GIVEN RECORDS:
--- Start ---

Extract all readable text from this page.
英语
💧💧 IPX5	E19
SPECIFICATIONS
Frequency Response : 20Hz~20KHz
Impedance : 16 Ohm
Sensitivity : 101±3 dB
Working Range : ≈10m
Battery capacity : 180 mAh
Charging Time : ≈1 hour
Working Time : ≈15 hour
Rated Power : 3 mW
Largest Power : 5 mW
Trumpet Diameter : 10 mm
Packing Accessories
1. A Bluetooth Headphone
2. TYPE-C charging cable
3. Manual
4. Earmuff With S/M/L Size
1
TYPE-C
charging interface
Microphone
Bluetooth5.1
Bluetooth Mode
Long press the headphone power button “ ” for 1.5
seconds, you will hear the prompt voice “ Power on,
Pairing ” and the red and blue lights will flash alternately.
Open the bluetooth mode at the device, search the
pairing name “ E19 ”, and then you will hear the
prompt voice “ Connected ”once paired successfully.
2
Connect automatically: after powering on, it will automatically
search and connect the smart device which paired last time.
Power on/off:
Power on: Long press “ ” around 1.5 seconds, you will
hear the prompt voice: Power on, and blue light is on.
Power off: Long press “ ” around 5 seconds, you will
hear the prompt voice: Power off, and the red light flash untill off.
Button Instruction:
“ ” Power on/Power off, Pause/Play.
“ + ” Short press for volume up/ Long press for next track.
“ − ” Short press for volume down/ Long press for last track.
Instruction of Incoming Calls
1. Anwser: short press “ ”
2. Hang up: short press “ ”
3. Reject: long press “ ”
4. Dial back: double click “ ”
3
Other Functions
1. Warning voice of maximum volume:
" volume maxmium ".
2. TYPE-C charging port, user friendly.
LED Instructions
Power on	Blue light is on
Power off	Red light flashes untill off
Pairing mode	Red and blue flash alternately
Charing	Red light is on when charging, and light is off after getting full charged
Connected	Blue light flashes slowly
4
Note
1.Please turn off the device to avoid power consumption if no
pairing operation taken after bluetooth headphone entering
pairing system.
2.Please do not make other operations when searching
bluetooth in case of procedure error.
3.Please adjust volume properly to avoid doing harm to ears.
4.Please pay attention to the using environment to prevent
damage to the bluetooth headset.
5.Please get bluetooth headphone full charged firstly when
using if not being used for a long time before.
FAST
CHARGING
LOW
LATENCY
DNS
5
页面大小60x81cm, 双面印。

--- End ---
--- Start ---

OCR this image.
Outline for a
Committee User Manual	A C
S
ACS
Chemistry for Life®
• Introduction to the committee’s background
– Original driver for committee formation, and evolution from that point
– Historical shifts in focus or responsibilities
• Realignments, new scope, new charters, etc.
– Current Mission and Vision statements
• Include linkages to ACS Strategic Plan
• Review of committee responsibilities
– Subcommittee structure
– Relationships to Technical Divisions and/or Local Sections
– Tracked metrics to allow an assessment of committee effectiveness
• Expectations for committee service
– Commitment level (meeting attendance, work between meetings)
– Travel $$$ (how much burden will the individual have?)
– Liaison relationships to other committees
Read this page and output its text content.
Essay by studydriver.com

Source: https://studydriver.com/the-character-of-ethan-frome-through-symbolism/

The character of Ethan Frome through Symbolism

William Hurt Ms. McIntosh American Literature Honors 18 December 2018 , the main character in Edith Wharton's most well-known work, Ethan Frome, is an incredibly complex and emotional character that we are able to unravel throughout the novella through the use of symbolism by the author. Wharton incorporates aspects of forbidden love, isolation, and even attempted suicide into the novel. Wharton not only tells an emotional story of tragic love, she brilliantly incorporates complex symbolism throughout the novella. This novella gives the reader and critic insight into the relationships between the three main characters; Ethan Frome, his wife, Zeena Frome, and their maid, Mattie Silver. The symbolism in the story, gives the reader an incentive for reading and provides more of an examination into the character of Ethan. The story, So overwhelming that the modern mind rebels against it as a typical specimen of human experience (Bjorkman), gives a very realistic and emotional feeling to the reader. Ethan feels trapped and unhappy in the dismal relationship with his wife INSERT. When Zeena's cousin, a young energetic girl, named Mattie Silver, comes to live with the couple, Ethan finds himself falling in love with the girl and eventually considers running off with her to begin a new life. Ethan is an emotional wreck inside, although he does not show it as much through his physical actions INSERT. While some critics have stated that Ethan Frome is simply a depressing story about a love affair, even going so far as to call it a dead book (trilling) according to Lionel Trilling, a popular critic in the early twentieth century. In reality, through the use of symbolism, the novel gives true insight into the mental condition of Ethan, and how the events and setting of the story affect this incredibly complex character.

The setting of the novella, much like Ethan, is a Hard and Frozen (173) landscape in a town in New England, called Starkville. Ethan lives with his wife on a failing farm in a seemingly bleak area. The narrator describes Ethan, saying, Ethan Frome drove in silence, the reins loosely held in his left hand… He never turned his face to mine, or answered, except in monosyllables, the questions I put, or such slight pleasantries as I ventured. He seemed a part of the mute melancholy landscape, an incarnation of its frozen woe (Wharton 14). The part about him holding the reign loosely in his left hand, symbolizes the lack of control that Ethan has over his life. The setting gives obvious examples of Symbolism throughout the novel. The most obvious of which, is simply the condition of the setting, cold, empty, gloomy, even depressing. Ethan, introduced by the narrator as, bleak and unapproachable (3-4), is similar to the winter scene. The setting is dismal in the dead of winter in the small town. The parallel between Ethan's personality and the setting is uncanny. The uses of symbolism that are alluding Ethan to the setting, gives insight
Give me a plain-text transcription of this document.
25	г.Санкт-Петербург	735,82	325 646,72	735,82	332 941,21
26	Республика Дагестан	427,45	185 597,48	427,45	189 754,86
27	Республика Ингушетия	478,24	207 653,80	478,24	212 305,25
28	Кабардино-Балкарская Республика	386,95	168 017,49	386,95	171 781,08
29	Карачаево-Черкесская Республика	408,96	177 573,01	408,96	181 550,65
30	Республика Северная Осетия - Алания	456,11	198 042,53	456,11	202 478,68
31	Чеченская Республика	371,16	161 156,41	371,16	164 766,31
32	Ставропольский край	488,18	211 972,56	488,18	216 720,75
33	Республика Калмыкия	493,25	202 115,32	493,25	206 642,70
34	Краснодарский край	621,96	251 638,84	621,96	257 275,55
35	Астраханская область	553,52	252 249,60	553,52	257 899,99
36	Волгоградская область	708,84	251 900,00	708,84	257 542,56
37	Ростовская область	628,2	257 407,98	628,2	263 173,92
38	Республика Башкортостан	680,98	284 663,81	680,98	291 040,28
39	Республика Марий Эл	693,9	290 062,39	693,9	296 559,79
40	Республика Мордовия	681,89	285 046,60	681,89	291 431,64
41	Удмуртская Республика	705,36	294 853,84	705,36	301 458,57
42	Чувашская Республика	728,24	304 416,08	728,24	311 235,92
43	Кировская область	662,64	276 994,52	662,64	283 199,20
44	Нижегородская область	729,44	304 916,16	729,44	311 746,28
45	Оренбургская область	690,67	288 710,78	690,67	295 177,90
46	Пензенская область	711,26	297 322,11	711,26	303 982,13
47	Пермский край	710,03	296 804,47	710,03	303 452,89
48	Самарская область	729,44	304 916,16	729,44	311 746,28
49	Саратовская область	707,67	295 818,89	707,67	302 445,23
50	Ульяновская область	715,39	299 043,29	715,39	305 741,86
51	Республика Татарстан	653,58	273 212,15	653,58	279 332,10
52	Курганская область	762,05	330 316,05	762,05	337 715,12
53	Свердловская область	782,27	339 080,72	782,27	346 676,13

--- End ---
--- Start ---

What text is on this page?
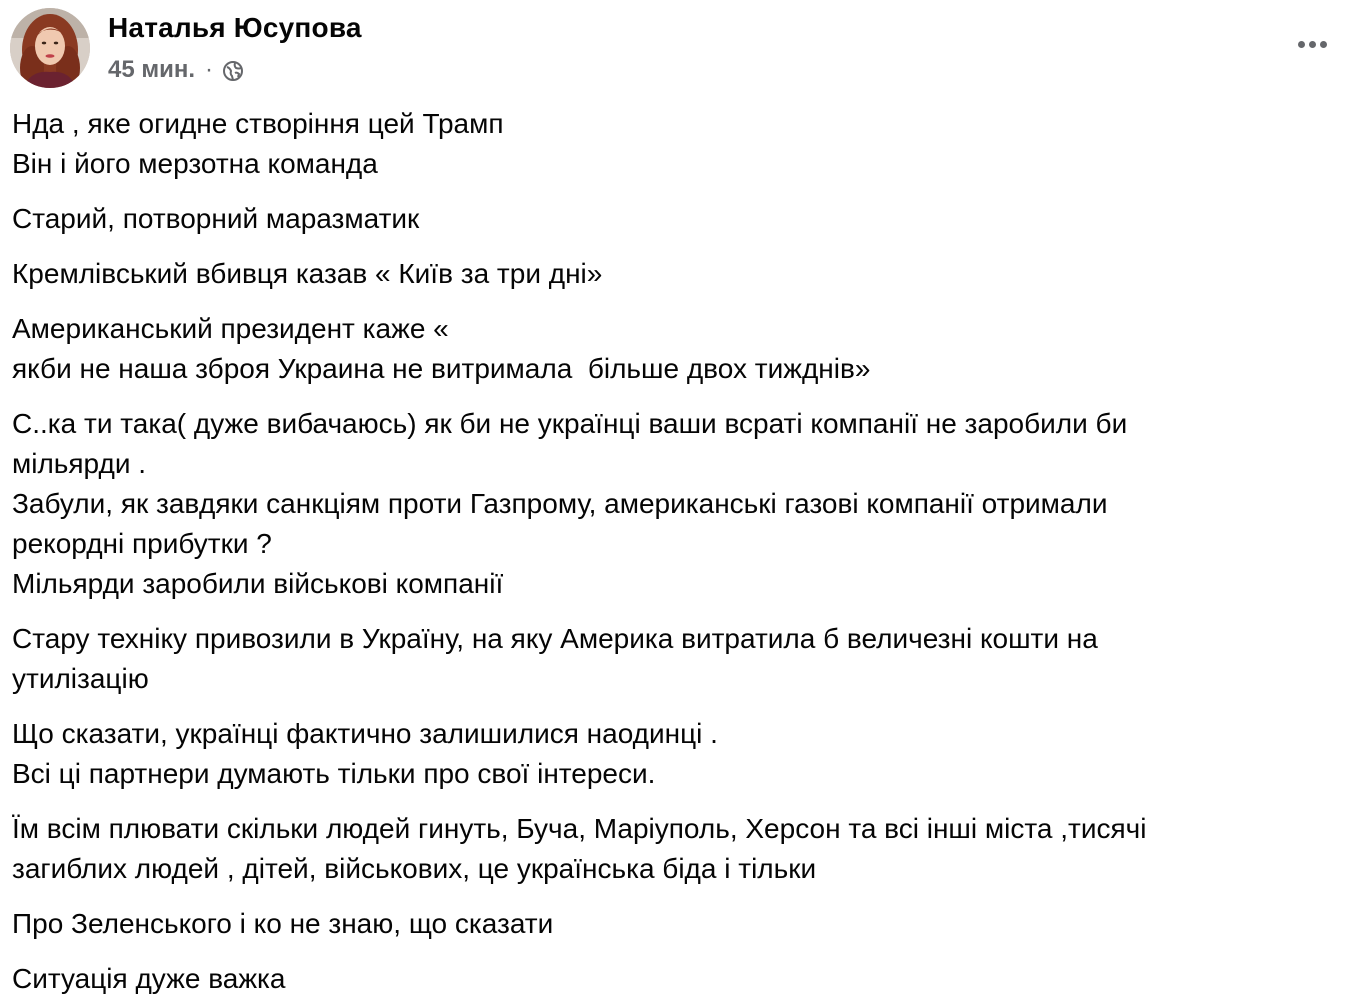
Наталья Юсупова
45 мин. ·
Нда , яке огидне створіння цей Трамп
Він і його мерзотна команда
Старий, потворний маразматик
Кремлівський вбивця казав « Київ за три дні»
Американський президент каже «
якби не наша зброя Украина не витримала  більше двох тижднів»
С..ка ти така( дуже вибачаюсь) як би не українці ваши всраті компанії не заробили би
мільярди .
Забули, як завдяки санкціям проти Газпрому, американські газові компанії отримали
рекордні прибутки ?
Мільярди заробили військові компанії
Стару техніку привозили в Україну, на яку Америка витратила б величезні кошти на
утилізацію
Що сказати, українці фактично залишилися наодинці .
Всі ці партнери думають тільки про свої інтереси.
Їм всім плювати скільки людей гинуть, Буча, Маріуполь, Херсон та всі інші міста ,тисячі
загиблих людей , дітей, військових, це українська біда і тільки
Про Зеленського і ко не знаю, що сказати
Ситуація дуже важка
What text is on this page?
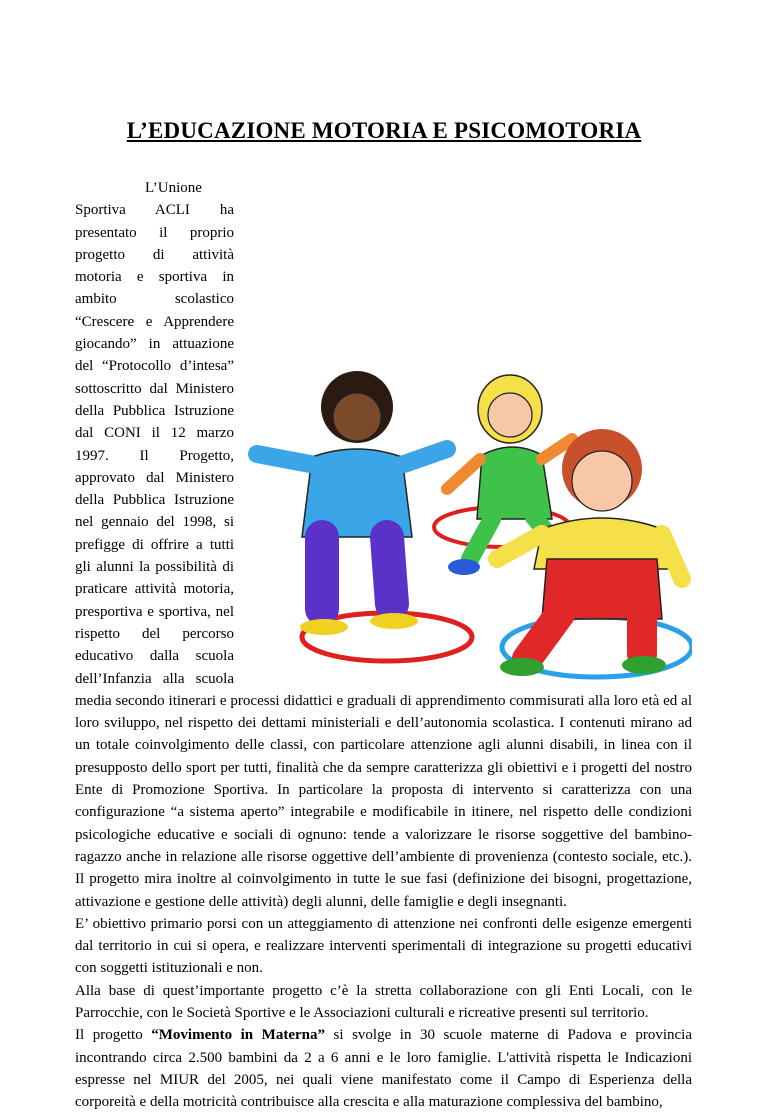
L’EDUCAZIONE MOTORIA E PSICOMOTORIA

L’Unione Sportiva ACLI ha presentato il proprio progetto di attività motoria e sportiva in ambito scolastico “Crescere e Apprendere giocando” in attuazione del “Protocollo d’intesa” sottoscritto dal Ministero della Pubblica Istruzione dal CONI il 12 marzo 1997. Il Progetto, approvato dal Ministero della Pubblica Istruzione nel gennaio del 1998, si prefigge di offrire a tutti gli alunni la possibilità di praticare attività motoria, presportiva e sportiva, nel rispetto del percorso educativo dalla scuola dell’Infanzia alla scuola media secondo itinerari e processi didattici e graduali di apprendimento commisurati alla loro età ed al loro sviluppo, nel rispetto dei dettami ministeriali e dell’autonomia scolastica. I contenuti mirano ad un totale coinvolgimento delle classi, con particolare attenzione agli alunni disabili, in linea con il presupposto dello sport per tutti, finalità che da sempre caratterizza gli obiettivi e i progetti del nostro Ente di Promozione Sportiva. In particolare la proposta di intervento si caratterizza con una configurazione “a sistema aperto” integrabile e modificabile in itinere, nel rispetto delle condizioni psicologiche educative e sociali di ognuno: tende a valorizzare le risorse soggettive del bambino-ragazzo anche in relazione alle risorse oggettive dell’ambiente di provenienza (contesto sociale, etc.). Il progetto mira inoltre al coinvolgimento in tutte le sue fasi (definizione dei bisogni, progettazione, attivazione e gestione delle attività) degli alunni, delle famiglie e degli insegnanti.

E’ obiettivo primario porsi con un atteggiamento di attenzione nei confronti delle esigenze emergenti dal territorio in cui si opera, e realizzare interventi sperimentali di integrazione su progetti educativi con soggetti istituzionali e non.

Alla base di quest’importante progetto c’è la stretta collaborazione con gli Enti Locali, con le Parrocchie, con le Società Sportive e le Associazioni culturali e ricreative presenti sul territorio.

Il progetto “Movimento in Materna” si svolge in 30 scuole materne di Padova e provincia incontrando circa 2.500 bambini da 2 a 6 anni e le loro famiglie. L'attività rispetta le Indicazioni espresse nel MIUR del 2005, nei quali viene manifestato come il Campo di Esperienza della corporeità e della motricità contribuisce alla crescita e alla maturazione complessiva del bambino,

--- End ---

REQUIRED TASK: Copy each line of the records that contains the word "людей".

ANSWER FOR THE TASK:
Їм всім плювати скільки людей гинуть, Буча, Маріуполь, Херсон та всі інші міста ,тисячі
загиблих людей , дітей, військових, це українська біда і тільки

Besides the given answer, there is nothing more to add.